• **Exercise directions**
Summarize the interview transcript in two sentences.

• **Extract provided**

· · · · · · ·

This transcript has been edited for clarity and length.

Jerry Brotton: It arrives in a capsule, and it's written in very beautiful high honorific Turkish to look like Arabic script. It's a letter from the sultan, Sultan Murad III, and it says "greetings to Elizabeth, the Great Princess of England" and starts this remarkable Anglo-Islamic Alliance.

They both exchange letters over the decades. Elizabeth becomes so close to Murad and his Ottoman Turkish royal family, that she starts exchanging gifts with his mum.

We should remember that there are moments where the West and the East, where Christianity and Islam have looked at each other as equal players, and had a cordial relationship.

Anne Strainchamps: It's also the beginning of intense trade between the two countries. What was coming into England from the Ottoman Empire?

JB: Amazing things, because the British wanted the silk that comes from Iran, and the rugs and the carpets that also come from Ottoman territories. They wanted all the spices, the sugars, and the great luxurious Oriental goods that we always think about in our fantasies.

· · · · · · ·

• **Element and region data**
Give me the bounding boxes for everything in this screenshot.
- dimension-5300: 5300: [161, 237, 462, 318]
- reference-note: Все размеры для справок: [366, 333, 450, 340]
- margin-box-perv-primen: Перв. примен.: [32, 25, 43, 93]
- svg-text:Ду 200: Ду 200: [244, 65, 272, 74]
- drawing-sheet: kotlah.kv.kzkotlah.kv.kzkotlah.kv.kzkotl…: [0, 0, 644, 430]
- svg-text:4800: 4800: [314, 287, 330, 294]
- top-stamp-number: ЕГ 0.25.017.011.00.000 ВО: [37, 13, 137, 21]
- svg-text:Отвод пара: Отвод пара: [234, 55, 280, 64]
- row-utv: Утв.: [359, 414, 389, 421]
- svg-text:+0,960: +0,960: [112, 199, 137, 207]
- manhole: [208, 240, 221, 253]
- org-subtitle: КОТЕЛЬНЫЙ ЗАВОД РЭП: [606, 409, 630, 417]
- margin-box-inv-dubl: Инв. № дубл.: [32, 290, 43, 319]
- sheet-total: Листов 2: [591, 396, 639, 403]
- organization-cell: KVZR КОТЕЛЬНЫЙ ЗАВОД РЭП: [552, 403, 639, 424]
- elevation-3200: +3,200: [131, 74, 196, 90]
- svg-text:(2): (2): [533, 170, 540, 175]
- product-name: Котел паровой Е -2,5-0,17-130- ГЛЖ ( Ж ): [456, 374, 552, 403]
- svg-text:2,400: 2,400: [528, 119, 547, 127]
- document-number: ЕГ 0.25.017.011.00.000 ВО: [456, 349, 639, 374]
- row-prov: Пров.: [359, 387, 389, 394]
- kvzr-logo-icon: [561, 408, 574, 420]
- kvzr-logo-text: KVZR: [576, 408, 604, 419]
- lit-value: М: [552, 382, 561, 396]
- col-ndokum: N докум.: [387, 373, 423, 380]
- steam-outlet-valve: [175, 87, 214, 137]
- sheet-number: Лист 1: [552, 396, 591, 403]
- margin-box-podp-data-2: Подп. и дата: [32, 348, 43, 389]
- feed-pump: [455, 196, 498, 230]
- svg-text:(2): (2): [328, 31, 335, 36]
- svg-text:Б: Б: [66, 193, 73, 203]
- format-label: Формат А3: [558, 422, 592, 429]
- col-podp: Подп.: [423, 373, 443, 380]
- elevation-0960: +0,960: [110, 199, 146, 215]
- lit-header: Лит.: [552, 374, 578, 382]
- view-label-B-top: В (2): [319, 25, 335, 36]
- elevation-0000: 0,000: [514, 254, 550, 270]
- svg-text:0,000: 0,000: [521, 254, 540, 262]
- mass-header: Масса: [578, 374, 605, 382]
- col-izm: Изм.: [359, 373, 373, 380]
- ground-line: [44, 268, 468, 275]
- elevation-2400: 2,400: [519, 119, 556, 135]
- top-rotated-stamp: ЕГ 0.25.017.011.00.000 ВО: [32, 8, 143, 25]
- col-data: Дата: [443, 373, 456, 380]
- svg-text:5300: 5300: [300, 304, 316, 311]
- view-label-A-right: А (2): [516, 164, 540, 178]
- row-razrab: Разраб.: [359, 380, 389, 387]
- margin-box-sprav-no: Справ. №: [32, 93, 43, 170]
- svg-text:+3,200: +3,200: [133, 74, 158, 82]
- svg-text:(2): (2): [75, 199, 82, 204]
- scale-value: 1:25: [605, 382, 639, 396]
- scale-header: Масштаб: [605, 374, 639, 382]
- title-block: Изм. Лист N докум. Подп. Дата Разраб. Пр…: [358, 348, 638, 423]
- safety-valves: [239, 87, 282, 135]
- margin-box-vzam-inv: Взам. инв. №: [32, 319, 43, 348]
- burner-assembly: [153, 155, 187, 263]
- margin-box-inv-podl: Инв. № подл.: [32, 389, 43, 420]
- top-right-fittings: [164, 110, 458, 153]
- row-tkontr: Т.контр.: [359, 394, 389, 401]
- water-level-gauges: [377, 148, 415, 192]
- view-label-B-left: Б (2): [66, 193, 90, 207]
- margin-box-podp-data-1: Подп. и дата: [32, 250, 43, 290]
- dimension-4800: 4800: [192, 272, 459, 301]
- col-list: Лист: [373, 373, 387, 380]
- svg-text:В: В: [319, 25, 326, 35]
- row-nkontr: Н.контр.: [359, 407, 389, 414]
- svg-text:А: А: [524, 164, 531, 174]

· · · · · · ·

• **Output for this exercise**
A letter from Sultan Murad III, written in honorific Turkish made to look like Arabic script and greeting Elizabeth as the Great Princess of England, began an Anglo-Islamic alliance in which the two exchanged letters over the decades and Elizabeth even exchanged gifts with his mother. The alliance also marked the beginning of intense trade, with England wanting silk from Iran, rugs and carpets from Ottoman territories, and spices, sugars and luxurious Oriental goods.